In the data below, locate each line with the word "positions" and list it.

--- START DATASET ENTRIES ---

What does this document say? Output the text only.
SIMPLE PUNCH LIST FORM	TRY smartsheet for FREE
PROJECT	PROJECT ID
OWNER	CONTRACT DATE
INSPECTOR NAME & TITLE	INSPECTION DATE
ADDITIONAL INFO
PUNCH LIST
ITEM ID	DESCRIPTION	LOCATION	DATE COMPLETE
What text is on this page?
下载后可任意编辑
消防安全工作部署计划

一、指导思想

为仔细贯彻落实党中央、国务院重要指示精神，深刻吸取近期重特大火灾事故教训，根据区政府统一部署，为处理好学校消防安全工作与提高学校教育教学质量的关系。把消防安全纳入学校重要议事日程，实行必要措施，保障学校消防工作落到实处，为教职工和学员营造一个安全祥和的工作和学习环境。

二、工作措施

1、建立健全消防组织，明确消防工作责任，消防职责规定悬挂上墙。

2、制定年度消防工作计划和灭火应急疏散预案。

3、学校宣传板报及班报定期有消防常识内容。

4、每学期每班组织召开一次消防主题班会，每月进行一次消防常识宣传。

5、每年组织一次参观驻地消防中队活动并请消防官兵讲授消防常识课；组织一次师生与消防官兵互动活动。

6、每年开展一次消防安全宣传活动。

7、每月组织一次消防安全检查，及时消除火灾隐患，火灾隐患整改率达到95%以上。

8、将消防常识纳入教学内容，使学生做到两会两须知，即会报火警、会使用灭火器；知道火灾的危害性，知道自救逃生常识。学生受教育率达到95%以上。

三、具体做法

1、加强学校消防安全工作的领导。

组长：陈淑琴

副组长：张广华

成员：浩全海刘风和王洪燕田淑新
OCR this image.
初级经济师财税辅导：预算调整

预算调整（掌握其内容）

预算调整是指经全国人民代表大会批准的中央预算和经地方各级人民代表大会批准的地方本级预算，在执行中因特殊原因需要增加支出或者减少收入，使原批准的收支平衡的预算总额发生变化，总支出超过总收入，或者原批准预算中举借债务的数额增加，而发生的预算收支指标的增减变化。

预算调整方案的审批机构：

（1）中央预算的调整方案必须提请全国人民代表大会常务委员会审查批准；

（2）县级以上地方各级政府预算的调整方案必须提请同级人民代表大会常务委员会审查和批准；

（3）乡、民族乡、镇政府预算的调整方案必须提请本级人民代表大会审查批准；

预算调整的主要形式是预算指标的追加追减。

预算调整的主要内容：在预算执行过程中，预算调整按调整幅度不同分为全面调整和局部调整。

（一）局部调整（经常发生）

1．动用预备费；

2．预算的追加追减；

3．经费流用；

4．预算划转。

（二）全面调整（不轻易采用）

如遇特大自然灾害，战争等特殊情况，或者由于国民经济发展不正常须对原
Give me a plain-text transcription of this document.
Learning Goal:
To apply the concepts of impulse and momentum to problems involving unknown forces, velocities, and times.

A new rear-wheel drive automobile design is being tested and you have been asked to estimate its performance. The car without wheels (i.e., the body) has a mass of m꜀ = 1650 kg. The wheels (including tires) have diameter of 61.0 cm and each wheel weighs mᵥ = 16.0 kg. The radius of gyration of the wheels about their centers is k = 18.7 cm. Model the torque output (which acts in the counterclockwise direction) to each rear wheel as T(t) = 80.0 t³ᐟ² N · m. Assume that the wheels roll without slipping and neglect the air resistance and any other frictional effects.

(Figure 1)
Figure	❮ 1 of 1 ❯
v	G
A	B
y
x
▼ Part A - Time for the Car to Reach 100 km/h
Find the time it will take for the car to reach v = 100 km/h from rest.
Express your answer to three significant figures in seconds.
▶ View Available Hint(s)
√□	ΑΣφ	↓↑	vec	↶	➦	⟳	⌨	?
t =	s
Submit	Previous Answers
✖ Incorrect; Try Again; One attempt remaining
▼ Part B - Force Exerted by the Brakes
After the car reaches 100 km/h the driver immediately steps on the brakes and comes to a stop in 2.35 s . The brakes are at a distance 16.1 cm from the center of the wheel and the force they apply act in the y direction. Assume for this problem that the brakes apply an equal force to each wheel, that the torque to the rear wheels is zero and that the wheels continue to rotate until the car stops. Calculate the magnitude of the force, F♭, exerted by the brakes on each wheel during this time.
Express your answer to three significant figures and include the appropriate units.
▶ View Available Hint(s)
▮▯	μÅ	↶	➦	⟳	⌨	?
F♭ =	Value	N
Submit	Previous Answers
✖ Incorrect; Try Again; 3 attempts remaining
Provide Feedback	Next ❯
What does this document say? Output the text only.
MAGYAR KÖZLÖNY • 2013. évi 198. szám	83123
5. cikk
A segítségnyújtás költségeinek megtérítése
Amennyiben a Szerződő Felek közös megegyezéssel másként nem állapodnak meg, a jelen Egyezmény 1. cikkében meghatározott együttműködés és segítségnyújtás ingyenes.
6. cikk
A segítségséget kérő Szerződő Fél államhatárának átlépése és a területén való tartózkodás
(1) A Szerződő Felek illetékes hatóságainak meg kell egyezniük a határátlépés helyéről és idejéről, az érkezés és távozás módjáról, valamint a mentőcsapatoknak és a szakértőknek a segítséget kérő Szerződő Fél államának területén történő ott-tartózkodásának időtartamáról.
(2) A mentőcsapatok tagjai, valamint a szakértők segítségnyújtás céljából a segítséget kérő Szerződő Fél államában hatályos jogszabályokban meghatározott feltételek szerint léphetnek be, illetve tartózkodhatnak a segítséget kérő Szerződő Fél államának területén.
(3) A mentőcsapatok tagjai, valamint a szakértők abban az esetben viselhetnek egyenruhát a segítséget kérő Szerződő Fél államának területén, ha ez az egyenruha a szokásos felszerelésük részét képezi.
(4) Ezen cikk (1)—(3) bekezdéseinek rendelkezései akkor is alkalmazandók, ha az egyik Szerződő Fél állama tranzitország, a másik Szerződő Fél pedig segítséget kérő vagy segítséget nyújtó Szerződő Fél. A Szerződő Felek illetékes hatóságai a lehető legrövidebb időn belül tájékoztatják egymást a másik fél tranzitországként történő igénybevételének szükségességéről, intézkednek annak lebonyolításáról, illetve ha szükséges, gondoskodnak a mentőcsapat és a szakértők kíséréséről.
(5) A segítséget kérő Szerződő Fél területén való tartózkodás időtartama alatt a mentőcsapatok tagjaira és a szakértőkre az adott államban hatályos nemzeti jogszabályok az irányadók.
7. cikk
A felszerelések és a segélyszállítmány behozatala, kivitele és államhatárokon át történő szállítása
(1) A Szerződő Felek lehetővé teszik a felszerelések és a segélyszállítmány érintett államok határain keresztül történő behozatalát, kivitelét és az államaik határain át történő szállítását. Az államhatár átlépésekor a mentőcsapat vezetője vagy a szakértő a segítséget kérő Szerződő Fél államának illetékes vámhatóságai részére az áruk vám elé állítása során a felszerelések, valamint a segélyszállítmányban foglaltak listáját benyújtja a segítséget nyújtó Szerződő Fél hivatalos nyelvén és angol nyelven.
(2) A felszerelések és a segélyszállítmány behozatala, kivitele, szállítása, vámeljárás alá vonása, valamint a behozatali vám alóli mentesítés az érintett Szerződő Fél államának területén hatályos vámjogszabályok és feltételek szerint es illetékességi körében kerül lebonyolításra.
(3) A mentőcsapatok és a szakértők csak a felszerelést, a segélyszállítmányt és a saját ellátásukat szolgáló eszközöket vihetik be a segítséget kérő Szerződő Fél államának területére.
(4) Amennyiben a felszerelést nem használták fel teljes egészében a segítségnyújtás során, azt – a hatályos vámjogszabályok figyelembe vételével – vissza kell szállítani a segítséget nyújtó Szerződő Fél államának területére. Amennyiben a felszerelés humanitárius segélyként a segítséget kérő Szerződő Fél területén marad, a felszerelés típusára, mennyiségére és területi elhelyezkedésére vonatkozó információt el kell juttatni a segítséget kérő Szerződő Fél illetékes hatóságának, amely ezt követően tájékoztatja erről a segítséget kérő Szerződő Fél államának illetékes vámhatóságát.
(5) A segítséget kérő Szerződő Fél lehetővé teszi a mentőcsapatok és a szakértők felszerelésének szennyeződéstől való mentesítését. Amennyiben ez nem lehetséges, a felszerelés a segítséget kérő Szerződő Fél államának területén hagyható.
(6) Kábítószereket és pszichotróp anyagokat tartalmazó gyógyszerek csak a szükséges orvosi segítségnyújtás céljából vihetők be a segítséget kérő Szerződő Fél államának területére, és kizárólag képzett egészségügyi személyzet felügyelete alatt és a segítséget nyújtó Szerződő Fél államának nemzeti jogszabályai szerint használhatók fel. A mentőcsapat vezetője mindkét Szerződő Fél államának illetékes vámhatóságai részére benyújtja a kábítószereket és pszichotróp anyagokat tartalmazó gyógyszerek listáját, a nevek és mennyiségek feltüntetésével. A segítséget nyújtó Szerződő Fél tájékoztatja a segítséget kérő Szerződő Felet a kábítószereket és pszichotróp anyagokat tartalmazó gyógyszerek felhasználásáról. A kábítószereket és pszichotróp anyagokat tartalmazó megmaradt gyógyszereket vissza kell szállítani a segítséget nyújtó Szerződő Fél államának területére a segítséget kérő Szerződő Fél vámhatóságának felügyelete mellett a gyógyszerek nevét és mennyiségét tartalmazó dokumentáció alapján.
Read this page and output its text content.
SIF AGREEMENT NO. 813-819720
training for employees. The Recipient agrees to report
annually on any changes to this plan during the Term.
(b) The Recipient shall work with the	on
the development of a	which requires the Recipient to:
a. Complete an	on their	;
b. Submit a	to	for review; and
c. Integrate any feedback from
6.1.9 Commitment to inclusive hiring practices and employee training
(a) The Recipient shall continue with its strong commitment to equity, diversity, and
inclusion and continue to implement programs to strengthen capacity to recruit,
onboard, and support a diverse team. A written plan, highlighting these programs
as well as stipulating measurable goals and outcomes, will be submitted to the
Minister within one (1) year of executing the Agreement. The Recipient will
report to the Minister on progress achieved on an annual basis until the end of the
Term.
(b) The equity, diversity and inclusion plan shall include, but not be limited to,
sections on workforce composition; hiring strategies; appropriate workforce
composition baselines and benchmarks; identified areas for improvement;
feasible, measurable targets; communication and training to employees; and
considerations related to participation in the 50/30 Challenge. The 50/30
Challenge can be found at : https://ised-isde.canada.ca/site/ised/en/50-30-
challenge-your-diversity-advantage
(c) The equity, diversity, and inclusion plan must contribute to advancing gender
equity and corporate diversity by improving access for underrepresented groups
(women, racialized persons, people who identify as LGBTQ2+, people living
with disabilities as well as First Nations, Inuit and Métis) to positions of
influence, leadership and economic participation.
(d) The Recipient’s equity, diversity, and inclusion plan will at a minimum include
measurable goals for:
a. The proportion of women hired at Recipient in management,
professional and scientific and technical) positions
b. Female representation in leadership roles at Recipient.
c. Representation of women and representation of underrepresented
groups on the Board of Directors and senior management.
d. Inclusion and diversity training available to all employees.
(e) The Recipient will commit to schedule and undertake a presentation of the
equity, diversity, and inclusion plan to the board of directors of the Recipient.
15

--- END DATASET ENTRIES ---

> ANSWER BELOW:
with disabilities as well as First Nations, Inuit and Métis) to positions of
professional and scientific and technical) positions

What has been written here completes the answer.